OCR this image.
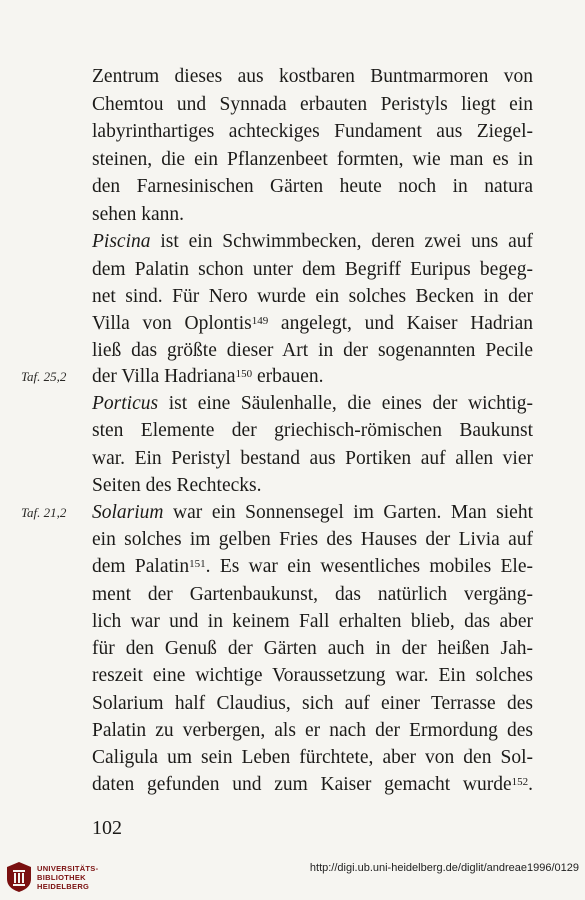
Zentrum dieses aus kostbaren Buntmarmoren von
Chemtou und Synnada erbauten Peristyls liegt ein
labyrinthartiges achteckiges Fundament aus Ziegel-
steinen, die ein Pflanzenbeet formten, wie man es in
den Farnesinischen Gärten heute noch in natura
sehen kann.
Piscina ist ein Schwimmbecken, deren zwei uns auf
dem Palatin schon unter dem Begriff Euripus begeg-
net sind. Für Nero wurde ein solches Becken in der
Villa von Oplontis$^{149}$ angelegt, und Kaiser Hadrian
ließ das größte dieser Art in der sogenannten Pecile
Taf. 25,2 der Villa Hadriana$^{150}$ erbauen.
Porticus ist eine Säulenhalle, die eines der wichtig-
sten Elemente der griechisch-römischen Baukunst
war. Ein Peristyl bestand aus Portiken auf allen vier
Seiten des Rechtecks.
Taf. 21,2 Solarium war ein Sonnensegel im Garten. Man sieht
ein solches im gelben Fries des Hauses der Livia auf
dem Palatin$^{151}$. Es war ein wesentliches mobiles Ele-
ment der Gartenbaukunst, das natürlich vergäng-
lich war und in keinem Fall erhalten blieb, das aber
für den Genuß der Gärten auch in der heißen Jah-
reszeit eine wichtige Voraussetzung war. Ein solches
Solarium half Claudius, sich auf einer Terrasse des
Palatin zu verbergen, als er nach der Ermordung des
Caligula um sein Leben fürchtete, aber von den Sol-
daten gefunden und zum Kaiser gemacht wurde$^{152}$.
102
UNIVERSITÄTS-
BIBLIOTHEK
HEIDELBERG
http://digi.ub.uni-heidelberg.de/diglit/andreae1996/0129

→ **PROBLEM STATEMENT**
Set the entries down again exactly. Do not include the images.

→ **THE ANSWER**
OCR this image.
Zentrum dieses aus kostbaren Buntmarmoren von
Chemtou und Synnada erbauten Peristyls liegt ein
labyrinthartiges achteckiges Fundament aus Ziegel-
steinen, die ein Pflanzenbeet formten, wie man es in
den Farnesinischen Gärten heute noch in natura
sehen kann.
Piscina ist ein Schwimmbecken, deren zwei uns auf
dem Palatin schon unter dem Begriff Euripus begeg-
net sind. Für Nero wurde ein solches Becken in der
Villa von Oplontis$^{149}$ angelegt, und Kaiser Hadrian
ließ das größte dieser Art in der sogenannten Pecile
Taf. 25,2 der Villa Hadriana$^{150}$ erbauen.
Porticus ist eine Säulenhalle, die eines der wichtig-
sten Elemente der griechisch-römischen Baukunst
war. Ein Peristyl bestand aus Portiken auf allen vier
Seiten des Rechtecks.
Taf. 21,2 Solarium war ein Sonnensegel im Garten. Man sieht
ein solches im gelben Fries des Hauses der Livia auf
dem Palatin$^{151}$. Es war ein wesentliches mobiles Ele-
ment der Gartenbaukunst, das natürlich vergäng-
lich war und in keinem Fall erhalten blieb, das aber
für den Genuß der Gärten auch in der heißen Jah-
reszeit eine wichtige Voraussetzung war. Ein solches
Solarium half Claudius, sich auf einer Terrasse des
Palatin zu verbergen, als er nach der Ermordung des
Caligula um sein Leben fürchtete, aber von den Sol-
daten gefunden und zum Kaiser gemacht wurde$^{152}$.
102
UNIVERSITÄTS-
BIBLIOTHEK
HEIDELBERG
http://digi.ub.uni-heidelberg.de/diglit/andreae1996/0129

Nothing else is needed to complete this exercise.